_INSTRUCTIONS TO FOLLOW:_
Leave out the pictures and copy the remaining records exactly.

_Dataset listings of figures:_
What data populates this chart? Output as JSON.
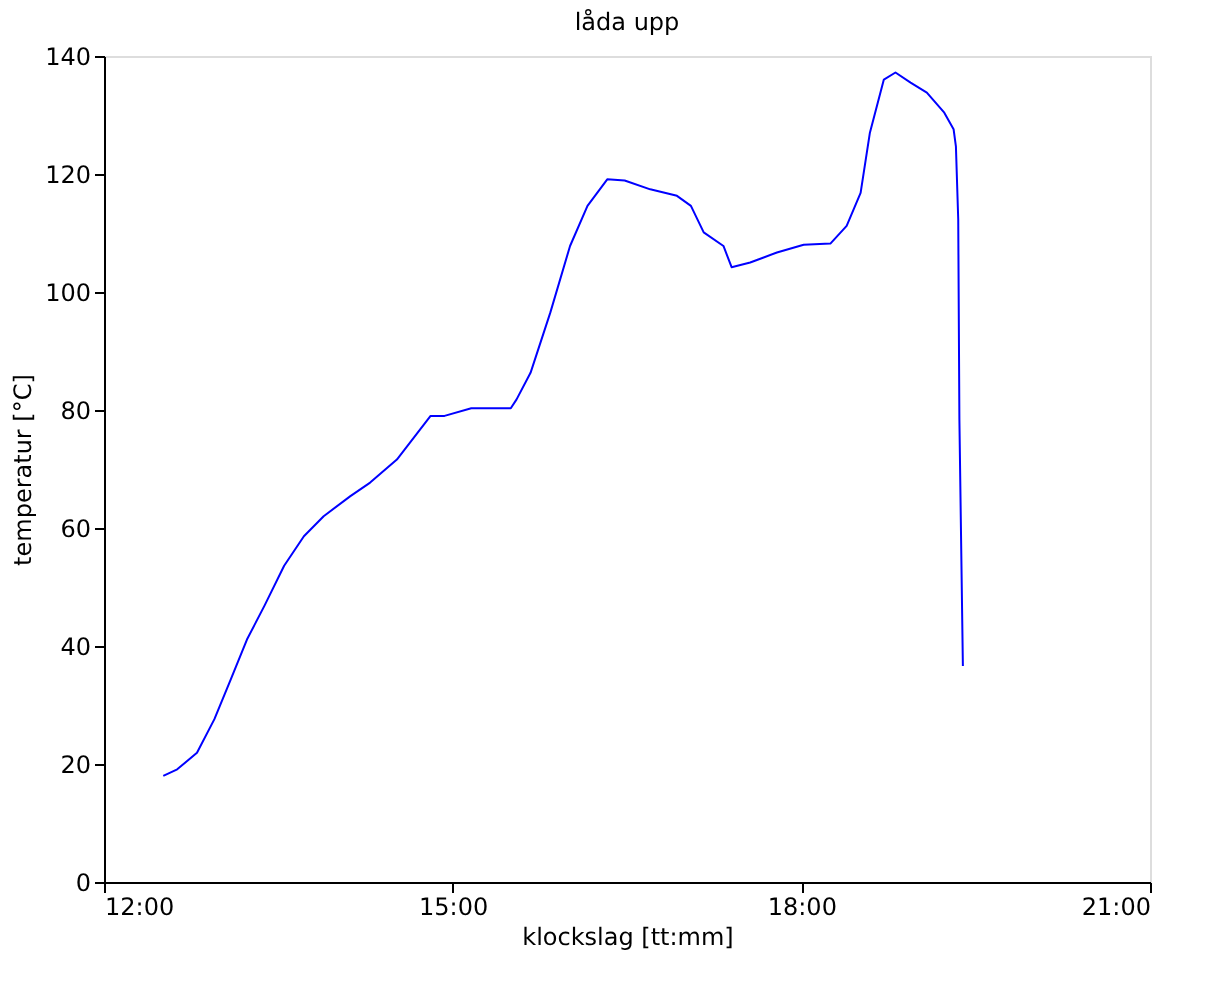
{
  "chart_data": {
    "type": "line",
    "title": "låda upp",
    "xlabel": "klockslag [tt:mm]",
    "ylabel": "temperatur [°C]",
    "xlim": [
      12,
      21
    ],
    "ylim": [
      0,
      140
    ],
    "xticks": [
      {
        "value": 12,
        "label": "12:00"
      },
      {
        "value": 15,
        "label": "15:00"
      },
      {
        "value": 18,
        "label": "18:00"
      },
      {
        "value": 21,
        "label": "21:00"
      }
    ],
    "yticks": [
      0,
      20,
      40,
      60,
      80,
      100,
      120,
      140
    ],
    "grid": false,
    "legend": false,
    "series": [
      {
        "color": "#0000ff",
        "x": [
          12.51,
          12.63,
          12.8,
          12.95,
          13.09,
          13.23,
          13.38,
          13.55,
          13.72,
          13.89,
          14.12,
          14.29,
          14.52,
          14.81,
          14.93,
          15.16,
          15.5,
          15.55,
          15.67,
          15.84,
          16.01,
          16.16,
          16.33,
          16.48,
          16.7,
          16.93,
          17.05,
          17.16,
          17.33,
          17.4,
          17.56,
          17.79,
          18.02,
          18.25,
          18.39,
          18.51,
          18.59,
          18.71,
          18.81,
          18.94,
          19.08,
          19.23,
          19.31,
          19.33,
          19.35,
          19.36,
          19.39
        ],
        "values": [
          18.0,
          19.1,
          21.9,
          27.6,
          34.3,
          41.1,
          46.8,
          53.6,
          58.6,
          62.0,
          65.4,
          67.7,
          71.6,
          79.0,
          79.0,
          80.3,
          80.3,
          81.8,
          86.3,
          96.5,
          107.8,
          114.6,
          119.1,
          118.9,
          117.4,
          116.3,
          114.6,
          110.1,
          107.8,
          104.2,
          105.0,
          106.7,
          108.0,
          108.2,
          111.2,
          116.8,
          127.0,
          136.0,
          137.2,
          135.5,
          133.8,
          130.4,
          127.6,
          124.7,
          112.3,
          78.4,
          36.6
        ]
      }
    ]
  }
}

_SOLUTION TO THIS EXERCISE:_
What data populates this chart? Output as JSON.
{
  "chart_data": {
    "type": "line",
    "title": "låda upp",
    "xlabel": "klockslag [tt:mm]",
    "ylabel": "temperatur [°C]",
    "xlim": [
      12,
      21
    ],
    "ylim": [
      0,
      140
    ],
    "xticks": [
      {
        "value": 12,
        "label": "12:00"
      },
      {
        "value": 15,
        "label": "15:00"
      },
      {
        "value": 18,
        "label": "18:00"
      },
      {
        "value": 21,
        "label": "21:00"
      }
    ],
    "yticks": [
      0,
      20,
      40,
      60,
      80,
      100,
      120,
      140
    ],
    "grid": false,
    "legend": false,
    "series": [
      {
        "color": "#0000ff",
        "x": [
          12.51,
          12.63,
          12.8,
          12.95,
          13.09,
          13.23,
          13.38,
          13.55,
          13.72,
          13.89,
          14.12,
          14.29,
          14.52,
          14.81,
          14.93,
          15.16,
          15.5,
          15.55,
          15.67,
          15.84,
          16.01,
          16.16,
          16.33,
          16.48,
          16.7,
          16.93,
          17.05,
          17.16,
          17.33,
          17.4,
          17.56,
          17.79,
          18.02,
          18.25,
          18.39,
          18.51,
          18.59,
          18.71,
          18.81,
          18.94,
          19.08,
          19.23,
          19.31,
          19.33,
          19.35,
          19.36,
          19.39
        ],
        "values": [
          18.0,
          19.1,
          21.9,
          27.6,
          34.3,
          41.1,
          46.8,
          53.6,
          58.6,
          62.0,
          65.4,
          67.7,
          71.6,
          79.0,
          79.0,
          80.3,
          80.3,
          81.8,
          86.3,
          96.5,
          107.8,
          114.6,
          119.1,
          118.9,
          117.4,
          116.3,
          114.6,
          110.1,
          107.8,
          104.2,
          105.0,
          106.7,
          108.0,
          108.2,
          111.2,
          116.8,
          127.0,
          136.0,
          137.2,
          135.5,
          133.8,
          130.4,
          127.6,
          124.7,
          112.3,
          78.4,
          36.6
        ]
      }
    ]
  }
}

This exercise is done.